- [Directions for this task] Repeat the full listing below verbatim and keep the images out.

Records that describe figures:

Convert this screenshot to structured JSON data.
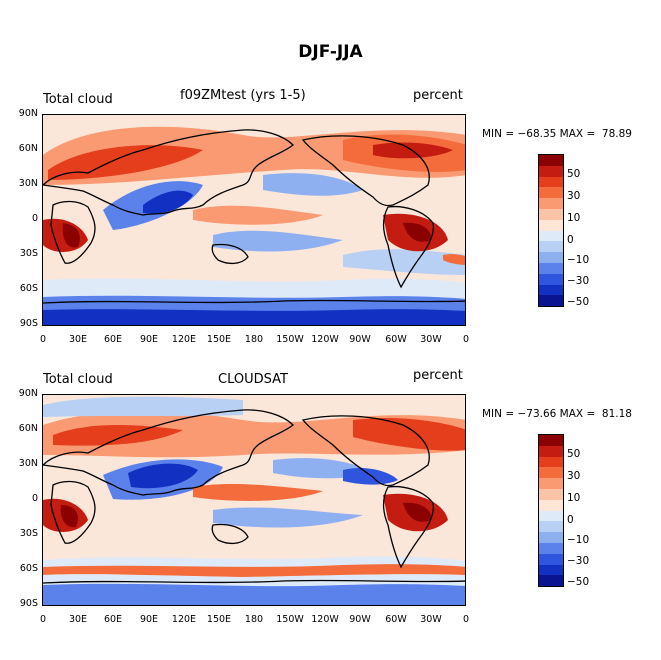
{
  "title": "DJF-JJA",
  "panels": [
    {
      "left": "Total cloud",
      "center": "f09ZMtest (yrs 1-5)",
      "right": "percent",
      "minmax": "MIN = −68.35 MAX =  78.89"
    },
    {
      "left": "Total cloud",
      "center": "CLOUDSAT",
      "right": "percent",
      "minmax": "MIN = −73.66 MAX =  81.18"
    }
  ],
  "lat_labels": [
    "90N",
    "60N",
    "30N",
    "0",
    "30S",
    "60S",
    "90S"
  ],
  "lon_labels": [
    "0",
    "30E",
    "60E",
    "90E",
    "120E",
    "150E",
    "180",
    "150W",
    "120W",
    "90W",
    "60W",
    "30W",
    "0"
  ],
  "colorbar": {
    "labels": [
      "50",
      "30",
      "10",
      "0",
      "−10",
      "−30",
      "−50"
    ],
    "colors": [
      "#8b0000",
      "#c41c10",
      "#e43e1c",
      "#f56c3c",
      "#f99a72",
      "#fbc4a6",
      "#fde6d6",
      "#dfeaf8",
      "#b8d0f4",
      "#8fb0f0",
      "#5a82ea",
      "#2f55de",
      "#1230c2",
      "#0a1490"
    ]
  }
}
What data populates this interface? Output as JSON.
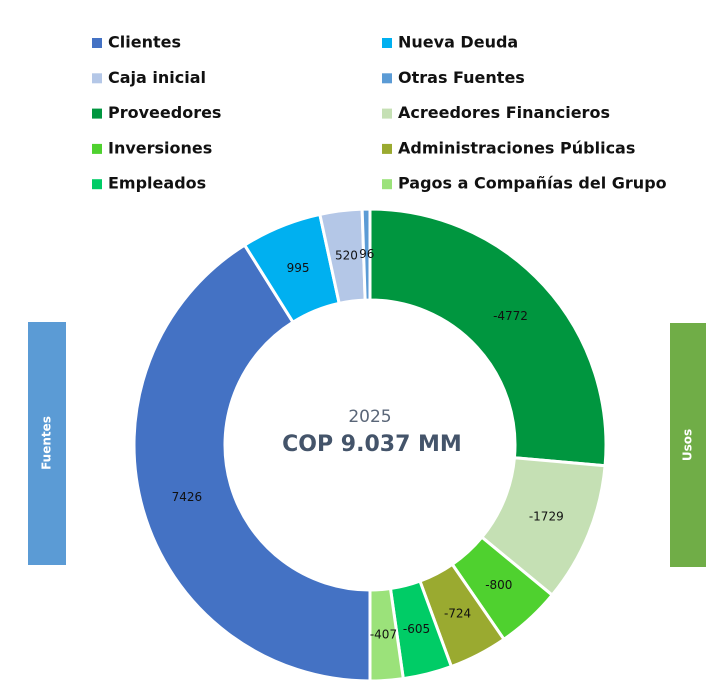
{
  "chart_data": {
    "type": "donut",
    "center_title": "2025",
    "center_subtitle": "COP 9.037 MM",
    "left_banner": "Fuentes",
    "right_banner": "Usos",
    "categories": [
      "Clientes",
      "Nueva Deuda",
      "Caja inicial",
      "Otras Fuentes",
      "Proveedores",
      "Acreedores Financieros",
      "Inversiones",
      "Administraciones Públicas",
      "Empleados",
      "Pagos a Compañías del Grupo"
    ],
    "values": [
      7426,
      995,
      520,
      96,
      -4772,
      -1729,
      -800,
      -724,
      -605,
      -407
    ],
    "colors": [
      "#4472c4",
      "#00b0f0",
      "#b4c7e7",
      "#5b9bd5",
      "#00963f",
      "#c5e0b4",
      "#4fd12f",
      "#9aaa30",
      "#00cc66",
      "#9be27a"
    ],
    "left_banner_color": "#5b9bd5",
    "right_banner_color": "#70ad47"
  }
}
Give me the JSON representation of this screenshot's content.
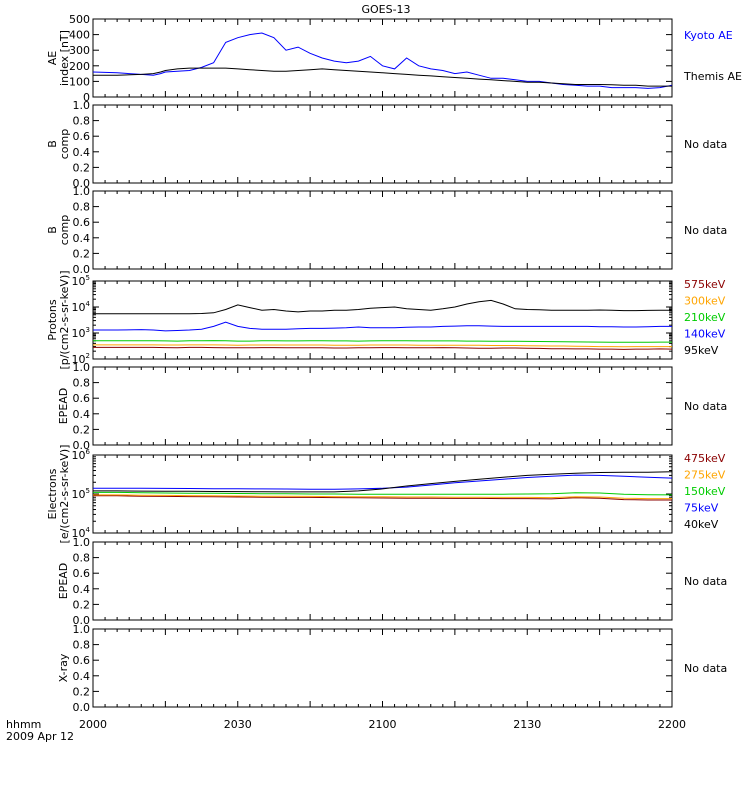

- [Final result]
Convert this screenshot to structured JSON data.
{
  "title": "DJF-JJA",
  "panels": [
    {
      "left": "Total cloud",
      "center": "f09ZMtest (yrs 1-5)",
      "right": "percent",
      "minmax": "MIN = −68.35 MAX =  78.89"
    },
    {
      "left": "Total cloud",
      "center": "CLOUDSAT",
      "right": "percent",
      "minmax": "MIN = −73.66 MAX =  81.18"
    }
  ],
  "lat_labels": [
    "90N",
    "60N",
    "30N",
    "0",
    "30S",
    "60S",
    "90S"
  ],
  "lon_labels": [
    "0",
    "30E",
    "60E",
    "90E",
    "120E",
    "150E",
    "180",
    "150W",
    "120W",
    "90W",
    "60W",
    "30W",
    "0"
  ],
  "colorbar": {
    "labels": [
      "50",
      "30",
      "10",
      "0",
      "−10",
      "−30",
      "−50"
    ],
    "colors": [
      "#8b0000",
      "#c41c10",
      "#e43e1c",
      "#f56c3c",
      "#f99a72",
      "#fbc4a6",
      "#fde6d6",
      "#dfeaf8",
      "#b8d0f4",
      "#8fb0f0",
      "#5a82ea",
      "#2f55de",
      "#1230c2",
      "#0a1490"
    ]
  }
}
What data populates this interface? Output as JSON.
{
  "chart_data": {
    "type": "donut",
    "center_title": "2025",
    "center_subtitle": "COP 9.037 MM",
    "left_banner": "Fuentes",
    "right_banner": "Usos",
    "categories": [
      "Clientes",
      "Nueva Deuda",
      "Caja inicial",
      "Otras Fuentes",
      "Proveedores",
      "Acreedores Financieros",
      "Inversiones",
      "Administraciones Públicas",
      "Empleados",
      "Pagos a Compañías del Grupo"
    ],
    "values": [
      7426,
      995,
      520,
      96,
      -4772,
      -1729,
      -800,
      -724,
      -605,
      -407
    ],
    "colors": [
      "#4472c4",
      "#00b0f0",
      "#b4c7e7",
      "#5b9bd5",
      "#00963f",
      "#c5e0b4",
      "#4fd12f",
      "#9aaa30",
      "#00cc66",
      "#9be27a"
    ],
    "left_banner_color": "#5b9bd5",
    "right_banner_color": "#70ad47"
  }
}
Give me the JSON representation of this screenshot's content.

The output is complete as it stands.